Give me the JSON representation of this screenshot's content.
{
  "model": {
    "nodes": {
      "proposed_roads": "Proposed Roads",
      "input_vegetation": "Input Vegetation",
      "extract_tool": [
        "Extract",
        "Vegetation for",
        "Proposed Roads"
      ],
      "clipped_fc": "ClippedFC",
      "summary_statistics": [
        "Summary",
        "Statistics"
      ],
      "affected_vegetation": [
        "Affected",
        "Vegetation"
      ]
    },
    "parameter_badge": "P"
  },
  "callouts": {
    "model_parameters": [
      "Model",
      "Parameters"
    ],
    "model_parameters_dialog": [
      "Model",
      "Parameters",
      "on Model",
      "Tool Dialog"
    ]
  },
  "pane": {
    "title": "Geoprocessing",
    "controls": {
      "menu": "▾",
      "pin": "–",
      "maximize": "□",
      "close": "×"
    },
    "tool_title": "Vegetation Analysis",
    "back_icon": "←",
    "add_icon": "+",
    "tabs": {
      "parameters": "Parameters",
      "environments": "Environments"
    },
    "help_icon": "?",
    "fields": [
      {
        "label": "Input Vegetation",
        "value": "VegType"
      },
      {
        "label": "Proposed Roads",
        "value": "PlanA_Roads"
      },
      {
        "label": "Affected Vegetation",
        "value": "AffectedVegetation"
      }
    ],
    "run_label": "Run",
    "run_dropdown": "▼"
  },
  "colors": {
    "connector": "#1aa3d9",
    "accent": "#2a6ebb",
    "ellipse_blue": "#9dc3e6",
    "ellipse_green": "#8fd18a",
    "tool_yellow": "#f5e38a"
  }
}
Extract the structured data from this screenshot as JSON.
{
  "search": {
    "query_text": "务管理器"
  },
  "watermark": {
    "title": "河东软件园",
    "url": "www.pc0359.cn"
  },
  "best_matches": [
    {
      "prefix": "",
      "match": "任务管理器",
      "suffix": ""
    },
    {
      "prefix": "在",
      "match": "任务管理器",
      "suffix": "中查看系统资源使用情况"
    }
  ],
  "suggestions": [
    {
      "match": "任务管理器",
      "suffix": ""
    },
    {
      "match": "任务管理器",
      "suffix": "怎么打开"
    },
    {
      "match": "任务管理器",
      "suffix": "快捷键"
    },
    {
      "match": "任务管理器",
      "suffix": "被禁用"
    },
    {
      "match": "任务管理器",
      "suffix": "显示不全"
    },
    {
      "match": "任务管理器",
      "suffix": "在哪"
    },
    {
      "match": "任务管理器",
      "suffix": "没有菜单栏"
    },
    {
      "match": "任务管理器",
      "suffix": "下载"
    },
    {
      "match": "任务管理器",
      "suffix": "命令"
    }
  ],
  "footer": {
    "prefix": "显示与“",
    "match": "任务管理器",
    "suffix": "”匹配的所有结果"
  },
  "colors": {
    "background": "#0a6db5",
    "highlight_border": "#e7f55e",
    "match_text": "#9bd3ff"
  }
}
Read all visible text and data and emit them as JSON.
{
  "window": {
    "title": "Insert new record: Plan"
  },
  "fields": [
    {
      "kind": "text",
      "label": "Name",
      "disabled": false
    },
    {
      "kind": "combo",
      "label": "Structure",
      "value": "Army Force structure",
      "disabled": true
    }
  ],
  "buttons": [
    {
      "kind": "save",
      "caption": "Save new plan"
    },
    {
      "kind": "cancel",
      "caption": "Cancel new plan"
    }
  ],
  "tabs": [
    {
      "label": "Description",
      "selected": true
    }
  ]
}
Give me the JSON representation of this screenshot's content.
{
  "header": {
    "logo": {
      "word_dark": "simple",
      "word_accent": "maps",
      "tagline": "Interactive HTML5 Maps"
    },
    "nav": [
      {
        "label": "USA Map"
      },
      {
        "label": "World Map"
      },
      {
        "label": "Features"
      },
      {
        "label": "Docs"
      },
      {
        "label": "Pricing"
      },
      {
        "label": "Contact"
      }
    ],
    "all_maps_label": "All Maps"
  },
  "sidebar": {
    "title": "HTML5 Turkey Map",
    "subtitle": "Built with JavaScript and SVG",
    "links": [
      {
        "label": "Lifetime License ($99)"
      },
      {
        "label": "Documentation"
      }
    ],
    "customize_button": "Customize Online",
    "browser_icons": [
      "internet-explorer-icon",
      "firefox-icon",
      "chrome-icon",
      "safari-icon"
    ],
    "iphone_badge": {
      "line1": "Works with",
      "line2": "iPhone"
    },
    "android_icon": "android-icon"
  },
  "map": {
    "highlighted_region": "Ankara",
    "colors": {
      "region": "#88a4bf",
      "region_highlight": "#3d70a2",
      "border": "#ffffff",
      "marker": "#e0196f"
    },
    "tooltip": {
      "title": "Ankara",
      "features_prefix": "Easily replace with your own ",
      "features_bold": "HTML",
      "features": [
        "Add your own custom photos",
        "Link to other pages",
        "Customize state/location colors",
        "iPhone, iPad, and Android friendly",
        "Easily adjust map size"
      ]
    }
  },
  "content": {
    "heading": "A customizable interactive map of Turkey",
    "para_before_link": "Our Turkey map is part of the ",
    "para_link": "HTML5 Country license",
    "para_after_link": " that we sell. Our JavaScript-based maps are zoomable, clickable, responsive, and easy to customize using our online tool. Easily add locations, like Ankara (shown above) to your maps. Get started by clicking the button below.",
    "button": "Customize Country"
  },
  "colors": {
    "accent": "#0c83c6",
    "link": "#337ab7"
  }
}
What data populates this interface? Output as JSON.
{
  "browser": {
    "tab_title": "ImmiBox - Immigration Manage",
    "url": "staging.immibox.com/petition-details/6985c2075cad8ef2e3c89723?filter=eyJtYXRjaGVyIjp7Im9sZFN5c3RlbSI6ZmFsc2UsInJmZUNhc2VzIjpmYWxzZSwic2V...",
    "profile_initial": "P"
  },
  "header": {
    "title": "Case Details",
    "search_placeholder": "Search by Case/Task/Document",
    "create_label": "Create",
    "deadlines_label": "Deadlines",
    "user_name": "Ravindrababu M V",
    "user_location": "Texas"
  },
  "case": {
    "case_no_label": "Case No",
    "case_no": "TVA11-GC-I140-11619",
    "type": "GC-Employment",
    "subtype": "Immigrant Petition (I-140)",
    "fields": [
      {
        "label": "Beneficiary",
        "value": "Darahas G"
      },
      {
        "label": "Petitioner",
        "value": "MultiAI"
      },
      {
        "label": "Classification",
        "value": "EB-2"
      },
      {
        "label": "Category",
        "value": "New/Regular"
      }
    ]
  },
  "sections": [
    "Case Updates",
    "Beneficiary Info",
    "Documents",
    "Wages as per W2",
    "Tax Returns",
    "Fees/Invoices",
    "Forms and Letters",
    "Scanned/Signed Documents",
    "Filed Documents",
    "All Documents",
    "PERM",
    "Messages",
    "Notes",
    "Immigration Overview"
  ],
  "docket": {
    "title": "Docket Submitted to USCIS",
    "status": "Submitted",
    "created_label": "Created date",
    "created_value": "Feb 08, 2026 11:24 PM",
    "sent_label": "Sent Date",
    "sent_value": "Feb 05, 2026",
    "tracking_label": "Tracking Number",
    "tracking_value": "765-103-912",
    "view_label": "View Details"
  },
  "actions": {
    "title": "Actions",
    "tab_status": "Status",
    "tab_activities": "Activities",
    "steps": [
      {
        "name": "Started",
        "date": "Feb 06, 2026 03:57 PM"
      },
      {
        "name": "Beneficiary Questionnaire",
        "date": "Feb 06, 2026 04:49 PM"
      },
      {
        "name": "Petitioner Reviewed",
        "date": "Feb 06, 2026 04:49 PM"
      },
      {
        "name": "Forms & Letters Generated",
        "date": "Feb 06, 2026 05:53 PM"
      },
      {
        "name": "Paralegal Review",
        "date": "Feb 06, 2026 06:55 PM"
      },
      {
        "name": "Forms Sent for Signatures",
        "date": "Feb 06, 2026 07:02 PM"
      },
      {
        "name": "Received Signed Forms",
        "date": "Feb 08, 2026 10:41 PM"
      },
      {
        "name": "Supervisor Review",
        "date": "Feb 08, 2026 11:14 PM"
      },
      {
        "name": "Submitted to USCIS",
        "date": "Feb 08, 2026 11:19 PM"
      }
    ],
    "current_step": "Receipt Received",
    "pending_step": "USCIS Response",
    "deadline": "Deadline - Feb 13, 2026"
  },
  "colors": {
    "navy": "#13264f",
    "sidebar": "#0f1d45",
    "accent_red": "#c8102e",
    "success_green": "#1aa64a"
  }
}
===============
[Exercise description]: Show the lines of the records that include the string "Forms".

[Problem solution]:
    "Forms and Letters",
        "name": "Forms & Letters Generated",
        "name": "Forms Sent for Signatures",
        "name": "Received Signed Forms",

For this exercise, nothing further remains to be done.